— Work to complete —
Pictures aside, quote the whole listing exactly.

— Given records —
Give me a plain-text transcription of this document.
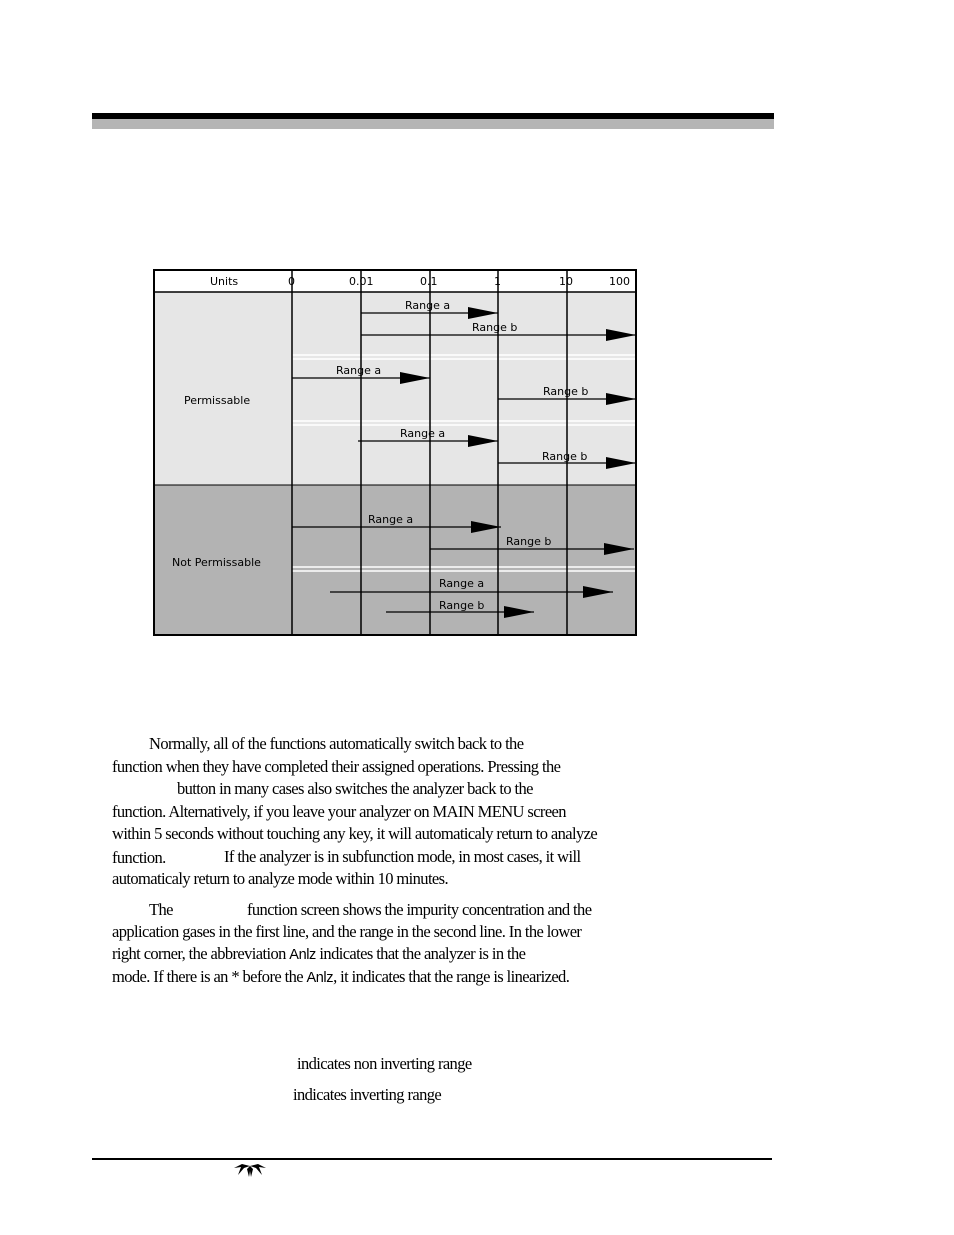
Units	0	0.01	0.1	1	10	100
Permissable
Not Permissable
Range a
Range b
Range a
Range b
Range a
Range b
Range a
Range b
Range a
Range b
Normally, all of the functions automatically switch back to the
function when they have completed their assigned operations. Pressing the
button in many cases also switches the analyzer back to the
function. Alternatively, if you leave your analyzer on MAIN MENU screen
within 5 seconds without touching any key, it will automaticaly return to analyze
function.	If the analyzer is in subfunction mode, in most cases, it will
automaticaly return to analyze mode within 10 minutes.
The	function screen shows the impurity concentration and the
application gases in the first line, and the range in the second line. In the lower
right corner, the abbreviation Anlz indicates that the analyzer is in the
mode. If there is an * before the Anlz, it indicates that the range is linearized.
indicates non inverting range
indicates inverting range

— Full response —
Give me a plain-text transcription of this document.
Units	0	0.01	0.1	1	10	100
Permissable
Not Permissable
Range a
Range b
Range a
Range b
Range a
Range b
Range a
Range b
Range a
Range b
Normally, all of the functions automatically switch back to the
function when they have completed their assigned operations. Pressing the
button in many cases also switches the analyzer back to the
function. Alternatively, if you leave your analyzer on MAIN MENU screen
within 5 seconds without touching any key, it will automaticaly return to analyze
function.	If the analyzer is in subfunction mode, in most cases, it will
automaticaly return to analyze mode within 10 minutes.
The	function screen shows the impurity concentration and the
application gases in the first line, and the range in the second line. In the lower
right corner, the abbreviation Anlz indicates that the analyzer is in the
mode. If there is an * before the Anlz, it indicates that the range is linearized.
indicates non inverting range
indicates inverting range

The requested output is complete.